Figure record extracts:

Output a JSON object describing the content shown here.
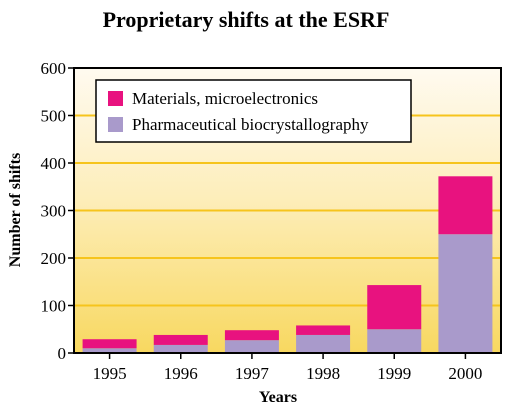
{
  "chart_data": {
    "type": "bar",
    "stacked": true,
    "title": "Proprietary shifts at the ESRF",
    "xlabel": "Years",
    "ylabel": "Number of shifts",
    "categories": [
      "1995",
      "1996",
      "1997",
      "1998",
      "1999",
      "2000"
    ],
    "series": [
      {
        "name": "Pharmaceutical biocrystallography",
        "color": "#a99acb",
        "values": [
          10,
          17,
          27,
          38,
          50,
          250
        ]
      },
      {
        "name": "Materials, microelectronics",
        "color": "#e8127f",
        "values": [
          19,
          21,
          21,
          20,
          93,
          122
        ]
      }
    ],
    "legend_order": [
      1,
      0
    ],
    "ylim": [
      0,
      600
    ],
    "yticks": [
      0,
      100,
      200,
      300,
      400,
      500,
      600
    ],
    "grid": true,
    "grid_color": "#f6c41c",
    "background": "gradient yellow (light at top, deeper yellow at bottom)",
    "legend_position": "top-left"
  }
}
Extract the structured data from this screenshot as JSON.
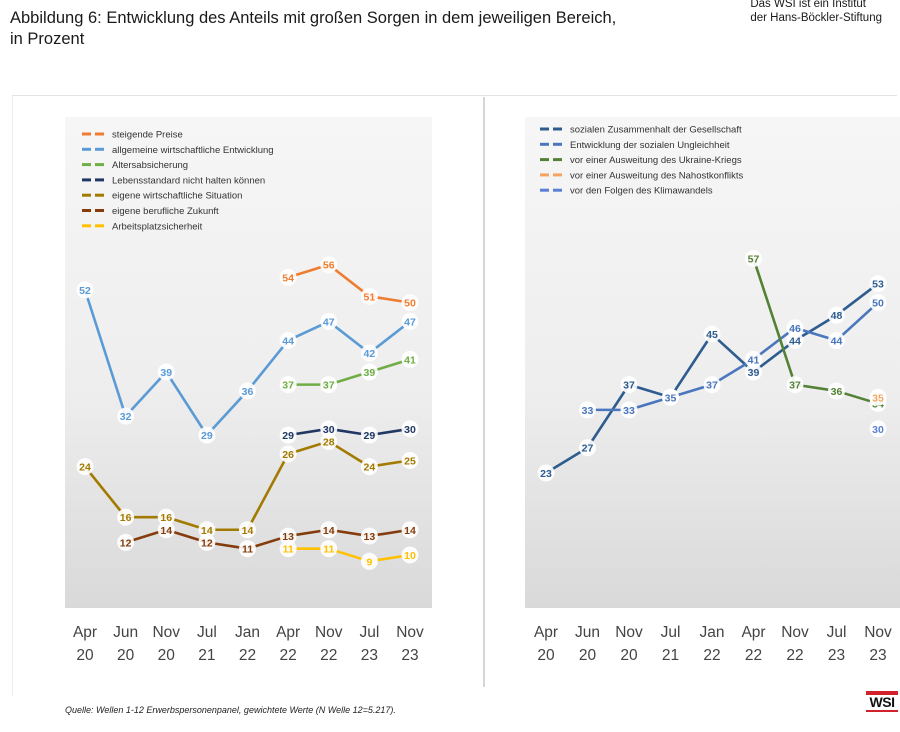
{
  "title": "Abbildung 6: Entwicklung des Anteils mit großen Sorgen in dem jeweiligen Bereich,",
  "title_line2": "in Prozent",
  "header_note_line1": "Das WSI ist ein Institut",
  "header_note_line2": "der Hans-Böckler-Stiftung",
  "source": "Quelle: Wellen 1-12 Erwerbspersonenpanel, gewichtete Werte (N Welle 12=5.217).",
  "logo_text": "WSI",
  "chart_data": [
    {
      "type": "line",
      "categories": [
        [
          "Apr",
          "20"
        ],
        [
          "Jun",
          "20"
        ],
        [
          "Nov",
          "20"
        ],
        [
          "Jul",
          "21"
        ],
        [
          "Jan",
          "22"
        ],
        [
          "Apr",
          "22"
        ],
        [
          "Nov",
          "22"
        ],
        [
          "Jul",
          "23"
        ],
        [
          "Nov",
          "23"
        ]
      ],
      "ylim": [
        0,
        70
      ],
      "legend_position": "top-left",
      "grid": false,
      "series": [
        {
          "name": "steigende Preise",
          "color": "#ee7d31",
          "values": [
            null,
            null,
            null,
            null,
            null,
            54,
            56,
            51,
            50
          ]
        },
        {
          "name": "allgemeine wirtschaftliche Entwicklung",
          "color": "#5b9bd5",
          "values": [
            52,
            32,
            39,
            29,
            36,
            44,
            47,
            42,
            47
          ]
        },
        {
          "name": "Altersabsicherung",
          "color": "#70ad47",
          "values": [
            null,
            null,
            null,
            null,
            null,
            37,
            37,
            39,
            41
          ]
        },
        {
          "name": "Lebensstandard nicht halten können",
          "color": "#203864",
          "values": [
            null,
            null,
            null,
            null,
            null,
            29,
            30,
            29,
            30
          ]
        },
        {
          "name": "eigene wirtschaftliche Situation",
          "color": "#a37a00",
          "values": [
            24,
            16,
            16,
            14,
            14,
            26,
            28,
            24,
            25
          ]
        },
        {
          "name": "eigene berufliche Zukunft",
          "color": "#843c0c",
          "values": [
            null,
            12,
            14,
            12,
            11,
            13,
            14,
            13,
            14
          ]
        },
        {
          "name": "Arbeitsplatzsicherheit",
          "color": "#ffc000",
          "values": [
            null,
            null,
            null,
            null,
            null,
            11,
            11,
            9,
            10
          ]
        }
      ]
    },
    {
      "type": "line",
      "categories": [
        [
          "Apr",
          "20"
        ],
        [
          "Jun",
          "20"
        ],
        [
          "Nov",
          "20"
        ],
        [
          "Jul",
          "21"
        ],
        [
          "Jan",
          "22"
        ],
        [
          "Apr",
          "22"
        ],
        [
          "Nov",
          "22"
        ],
        [
          "Jul",
          "23"
        ],
        [
          "Nov",
          "23"
        ]
      ],
      "ylim": [
        0,
        70
      ],
      "legend_position": "top-left",
      "grid": false,
      "series": [
        {
          "name": "sozialen Zusammenhalt der Gesellschaft",
          "color": "#2e5c8e",
          "values": [
            23,
            27,
            37,
            35,
            45,
            39,
            44,
            48,
            53
          ]
        },
        {
          "name": "Entwicklung der sozialen Ungleichheit",
          "color": "#4a76bd",
          "values": [
            null,
            33,
            33,
            35,
            37,
            41,
            46,
            44,
            50
          ]
        },
        {
          "name": "vor einer Ausweitung des Ukraine-Kriegs",
          "color": "#548235",
          "values": [
            null,
            null,
            null,
            null,
            null,
            57,
            37,
            36,
            34
          ]
        },
        {
          "name": "vor einer Ausweitung des Nahostkonflikts",
          "color": "#f4a460",
          "values": [
            null,
            null,
            null,
            null,
            null,
            null,
            null,
            null,
            35
          ]
        },
        {
          "name": "vor den Folgen des Klimawandels",
          "color": "#5a7fd6",
          "values": [
            null,
            null,
            null,
            null,
            null,
            null,
            null,
            null,
            30
          ]
        }
      ]
    }
  ]
}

#### Task prompt
Without the pictures, write out all of the material exactly.

#### Output for this task
Output a JSON object describing the content shown here.
{
  "chart_data": {
    "type": "bar",
    "stacked": true,
    "title": "Proprietary shifts at the ESRF",
    "xlabel": "Years",
    "ylabel": "Number of shifts",
    "categories": [
      "1995",
      "1996",
      "1997",
      "1998",
      "1999",
      "2000"
    ],
    "series": [
      {
        "name": "Pharmaceutical biocrystallography",
        "color": "#a99acb",
        "values": [
          10,
          17,
          27,
          38,
          50,
          250
        ]
      },
      {
        "name": "Materials, microelectronics",
        "color": "#e8127f",
        "values": [
          19,
          21,
          21,
          20,
          93,
          122
        ]
      }
    ],
    "legend_order": [
      1,
      0
    ],
    "ylim": [
      0,
      600
    ],
    "yticks": [
      0,
      100,
      200,
      300,
      400,
      500,
      600
    ],
    "grid": true,
    "grid_color": "#f6c41c",
    "background": "gradient yellow (light at top, deeper yellow at bottom)",
    "legend_position": "top-left"
  }
}
Extract the structured data from this screenshot as JSON.
{
  "title": "Abbildung 6: Entwicklung des Anteils mit großen Sorgen in dem jeweiligen Bereich,",
  "title_line2": "in Prozent",
  "header_note_line1": "Das WSI ist ein Institut",
  "header_note_line2": "der Hans-Böckler-Stiftung",
  "source": "Quelle: Wellen 1-12 Erwerbspersonenpanel, gewichtete Werte (N Welle 12=5.217).",
  "logo_text": "WSI",
  "chart_data": [
    {
      "type": "line",
      "categories": [
        [
          "Apr",
          "20"
        ],
        [
          "Jun",
          "20"
        ],
        [
          "Nov",
          "20"
        ],
        [
          "Jul",
          "21"
        ],
        [
          "Jan",
          "22"
        ],
        [
          "Apr",
          "22"
        ],
        [
          "Nov",
          "22"
        ],
        [
          "Jul",
          "23"
        ],
        [
          "Nov",
          "23"
        ]
      ],
      "ylim": [
        0,
        70
      ],
      "legend_position": "top-left",
      "grid": false,
      "series": [
        {
          "name": "steigende Preise",
          "color": "#ee7d31",
          "values": [
            null,
            null,
            null,
            null,
            null,
            54,
            56,
            51,
            50
          ]
        },
        {
          "name": "allgemeine wirtschaftliche Entwicklung",
          "color": "#5b9bd5",
          "values": [
            52,
            32,
            39,
            29,
            36,
            44,
            47,
            42,
            47
          ]
        },
        {
          "name": "Altersabsicherung",
          "color": "#70ad47",
          "values": [
            null,
            null,
            null,
            null,
            null,
            37,
            37,
            39,
            41
          ]
        },
        {
          "name": "Lebensstandard nicht halten können",
          "color": "#203864",
          "values": [
            null,
            null,
            null,
            null,
            null,
            29,
            30,
            29,
            30
          ]
        },
        {
          "name": "eigene wirtschaftliche Situation",
          "color": "#a37a00",
          "values": [
            24,
            16,
            16,
            14,
            14,
            26,
            28,
            24,
            25
          ]
        },
        {
          "name": "eigene berufliche Zukunft",
          "color": "#843c0c",
          "values": [
            null,
            12,
            14,
            12,
            11,
            13,
            14,
            13,
            14
          ]
        },
        {
          "name": "Arbeitsplatzsicherheit",
          "color": "#ffc000",
          "values": [
            null,
            null,
            null,
            null,
            null,
            11,
            11,
            9,
            10
          ]
        }
      ]
    },
    {
      "type": "line",
      "categories": [
        [
          "Apr",
          "20"
        ],
        [
          "Jun",
          "20"
        ],
        [
          "Nov",
          "20"
        ],
        [
          "Jul",
          "21"
        ],
        [
          "Jan",
          "22"
        ],
        [
          "Apr",
          "22"
        ],
        [
          "Nov",
          "22"
        ],
        [
          "Jul",
          "23"
        ],
        [
          "Nov",
          "23"
        ]
      ],
      "ylim": [
        0,
        70
      ],
      "legend_position": "top-left",
      "grid": false,
      "series": [
        {
          "name": "sozialen Zusammenhalt der Gesellschaft",
          "color": "#2e5c8e",
          "values": [
            23,
            27,
            37,
            35,
            45,
            39,
            44,
            48,
            53
          ]
        },
        {
          "name": "Entwicklung der sozialen Ungleichheit",
          "color": "#4a76bd",
          "values": [
            null,
            33,
            33,
            35,
            37,
            41,
            46,
            44,
            50
          ]
        },
        {
          "name": "vor einer Ausweitung des Ukraine-Kriegs",
          "color": "#548235",
          "values": [
            null,
            null,
            null,
            null,
            null,
            57,
            37,
            36,
            34
          ]
        },
        {
          "name": "vor einer Ausweitung des Nahostkonflikts",
          "color": "#f4a460",
          "values": [
            null,
            null,
            null,
            null,
            null,
            null,
            null,
            null,
            35
          ]
        },
        {
          "name": "vor den Folgen des Klimawandels",
          "color": "#5a7fd6",
          "values": [
            null,
            null,
            null,
            null,
            null,
            null,
            null,
            null,
            30
          ]
        }
      ]
    }
  ]
}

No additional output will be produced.